→ Task prompt
Wherever a line holds the word "JSON", copy that line out.

→ Materials provided
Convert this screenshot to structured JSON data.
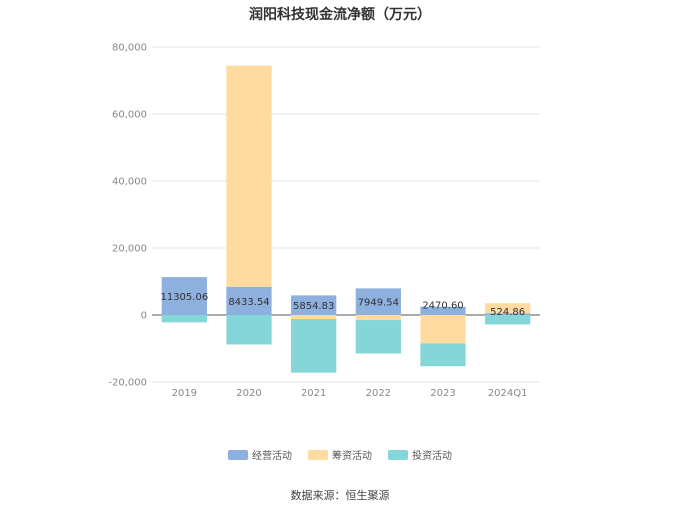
{
  "chart_data": {
    "type": "bar",
    "stacked": true,
    "title": "润阳科技现金流净额（万元）",
    "categories": [
      "2019",
      "2020",
      "2021",
      "2022",
      "2023",
      "2024Q1"
    ],
    "series": [
      {
        "name": "经营活动",
        "color": "#8EB0DF",
        "values": [
          11305.06,
          8433.54,
          5854.83,
          7949.54,
          2470.6,
          524.86
        ]
      },
      {
        "name": "筹资活动",
        "color": "#FFDBA0",
        "values": [
          0,
          66000,
          -1200,
          -1500,
          -8500,
          3000
        ]
      },
      {
        "name": "投资活动",
        "color": "#85D6D9",
        "values": [
          -2200,
          -8800,
          -16000,
          -10000,
          -6800,
          -2800
        ]
      }
    ],
    "data_labels": [
      "11305.06",
      "8433.54",
      "5854.83",
      "7949.54",
      "2470.60",
      "524.86"
    ],
    "y_ticks": [
      "80,000",
      "60,000",
      "40,000",
      "20,000",
      "0",
      "-20,000"
    ],
    "ylim": [
      -20000,
      80000
    ],
    "grid": true,
    "legend_position": "bottom"
  },
  "source_text": "数据来源：恒生聚源"
}
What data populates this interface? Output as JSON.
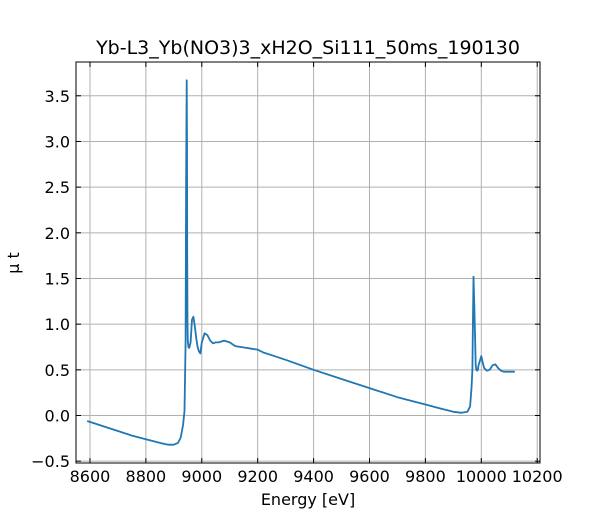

→ Exercise answer
Convert this screenshot to structured JSON data.
What data populates this interface? Output as JSON.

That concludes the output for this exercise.